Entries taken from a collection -
+--
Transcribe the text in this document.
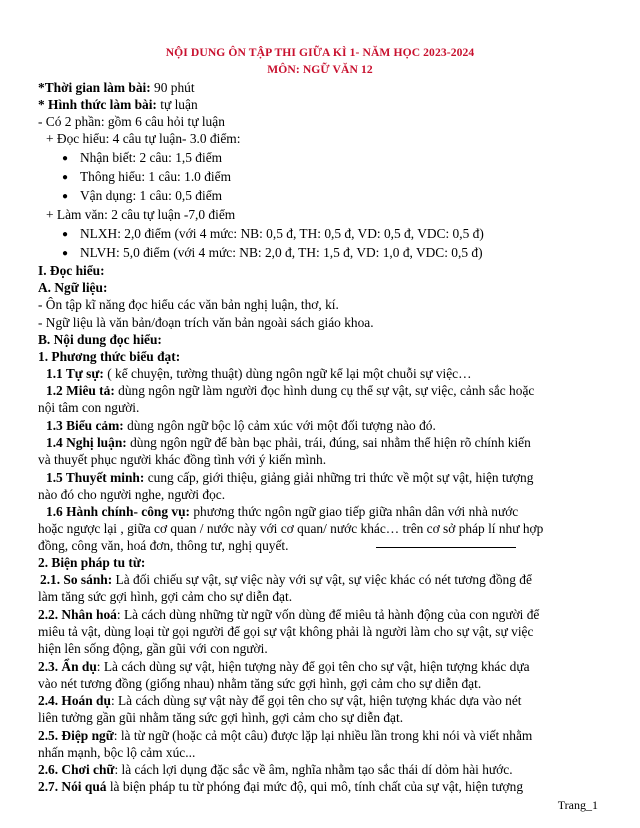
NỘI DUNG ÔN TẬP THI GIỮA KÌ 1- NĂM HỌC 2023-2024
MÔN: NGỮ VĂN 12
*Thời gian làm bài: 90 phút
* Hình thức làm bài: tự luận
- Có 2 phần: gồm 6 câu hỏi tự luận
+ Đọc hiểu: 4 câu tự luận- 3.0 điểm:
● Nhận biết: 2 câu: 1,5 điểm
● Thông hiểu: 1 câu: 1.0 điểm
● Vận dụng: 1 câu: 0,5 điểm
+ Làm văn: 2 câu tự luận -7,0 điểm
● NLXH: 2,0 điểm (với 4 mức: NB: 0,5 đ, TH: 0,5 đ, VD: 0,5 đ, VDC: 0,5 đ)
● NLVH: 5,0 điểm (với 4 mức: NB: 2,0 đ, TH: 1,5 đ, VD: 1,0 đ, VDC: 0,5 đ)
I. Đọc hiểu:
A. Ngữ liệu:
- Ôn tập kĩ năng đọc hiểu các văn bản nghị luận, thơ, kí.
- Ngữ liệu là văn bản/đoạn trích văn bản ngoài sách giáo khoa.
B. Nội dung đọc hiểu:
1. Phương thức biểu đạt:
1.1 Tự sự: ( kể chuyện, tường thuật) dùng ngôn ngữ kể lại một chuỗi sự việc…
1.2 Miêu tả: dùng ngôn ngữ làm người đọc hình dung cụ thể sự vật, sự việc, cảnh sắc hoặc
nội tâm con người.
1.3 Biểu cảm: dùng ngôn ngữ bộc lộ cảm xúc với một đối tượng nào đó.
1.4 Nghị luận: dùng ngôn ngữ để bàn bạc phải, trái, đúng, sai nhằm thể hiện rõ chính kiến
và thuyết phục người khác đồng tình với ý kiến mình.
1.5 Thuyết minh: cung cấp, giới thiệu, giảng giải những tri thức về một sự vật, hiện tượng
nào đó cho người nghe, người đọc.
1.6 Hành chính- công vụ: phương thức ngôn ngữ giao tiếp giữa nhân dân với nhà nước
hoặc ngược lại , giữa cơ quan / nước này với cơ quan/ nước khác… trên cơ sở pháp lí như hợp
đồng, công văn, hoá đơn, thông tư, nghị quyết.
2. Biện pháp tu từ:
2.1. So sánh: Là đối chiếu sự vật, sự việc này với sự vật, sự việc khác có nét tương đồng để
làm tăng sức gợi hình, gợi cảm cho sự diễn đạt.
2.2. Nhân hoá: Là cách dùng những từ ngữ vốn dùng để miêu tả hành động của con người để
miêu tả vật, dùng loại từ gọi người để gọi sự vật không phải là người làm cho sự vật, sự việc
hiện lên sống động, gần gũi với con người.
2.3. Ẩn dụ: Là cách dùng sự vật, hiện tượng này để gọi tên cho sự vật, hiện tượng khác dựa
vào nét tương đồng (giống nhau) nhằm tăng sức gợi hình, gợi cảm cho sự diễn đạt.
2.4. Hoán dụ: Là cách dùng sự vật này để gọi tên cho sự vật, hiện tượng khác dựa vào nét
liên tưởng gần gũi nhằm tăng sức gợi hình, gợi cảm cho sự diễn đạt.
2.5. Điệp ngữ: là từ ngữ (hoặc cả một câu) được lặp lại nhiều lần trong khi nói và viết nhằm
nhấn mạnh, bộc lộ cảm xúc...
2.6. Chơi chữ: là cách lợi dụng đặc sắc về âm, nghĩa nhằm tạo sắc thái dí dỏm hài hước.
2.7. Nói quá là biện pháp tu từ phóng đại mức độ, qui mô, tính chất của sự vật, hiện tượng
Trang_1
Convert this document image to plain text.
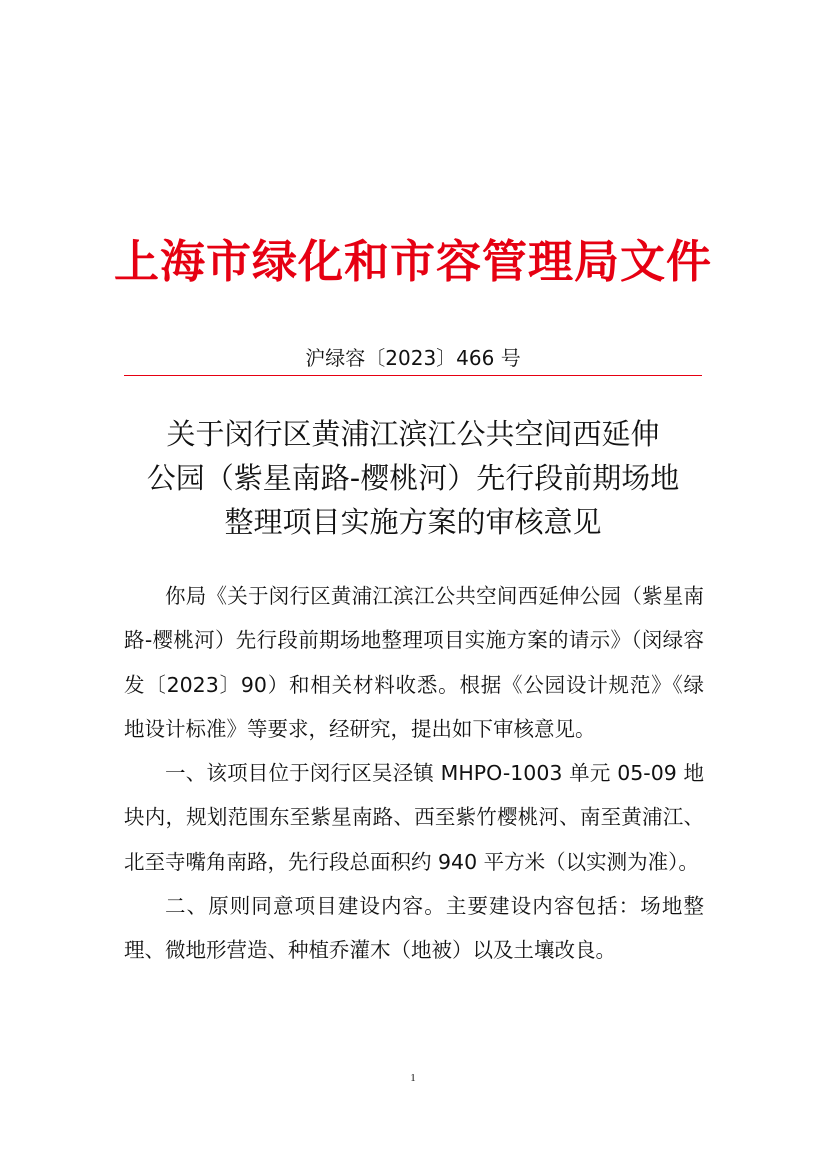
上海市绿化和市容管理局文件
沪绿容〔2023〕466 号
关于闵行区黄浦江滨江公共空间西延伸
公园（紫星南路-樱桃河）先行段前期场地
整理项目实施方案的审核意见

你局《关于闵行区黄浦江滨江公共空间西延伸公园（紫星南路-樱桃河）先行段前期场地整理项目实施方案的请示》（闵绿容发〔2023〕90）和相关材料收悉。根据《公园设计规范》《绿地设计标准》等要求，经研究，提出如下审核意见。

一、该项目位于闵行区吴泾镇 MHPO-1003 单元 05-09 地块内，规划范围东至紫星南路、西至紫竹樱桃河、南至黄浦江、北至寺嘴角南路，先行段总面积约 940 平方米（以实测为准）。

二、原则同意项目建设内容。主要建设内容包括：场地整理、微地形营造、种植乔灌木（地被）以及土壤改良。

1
+--
WORK TO BE COMPLETED - Please retype the lines from the one that contains "Convert this document image to plain text." to the final line of the records, both included, exactly as written and without any pictures.

FINAL ANSWER -
Convert this document image to plain text.
上海市绿化和市容管理局文件
沪绿容〔2023〕466 号
关于闵行区黄浦江滨江公共空间西延伸
公园（紫星南路-樱桃河）先行段前期场地
整理项目实施方案的审核意见

你局《关于闵行区黄浦江滨江公共空间西延伸公园（紫星南路-樱桃河）先行段前期场地整理项目实施方案的请示》（闵绿容发〔2023〕90）和相关材料收悉。根据《公园设计规范》《绿地设计标准》等要求，经研究，提出如下审核意见。

一、该项目位于闵行区吴泾镇 MHPO-1003 单元 05-09 地块内，规划范围东至紫星南路、西至紫竹樱桃河、南至黄浦江、北至寺嘴角南路，先行段总面积约 940 平方米（以实测为准）。

二、原则同意项目建设内容。主要建设内容包括：场地整理、微地形营造、种植乔灌木（地被）以及土壤改良。

1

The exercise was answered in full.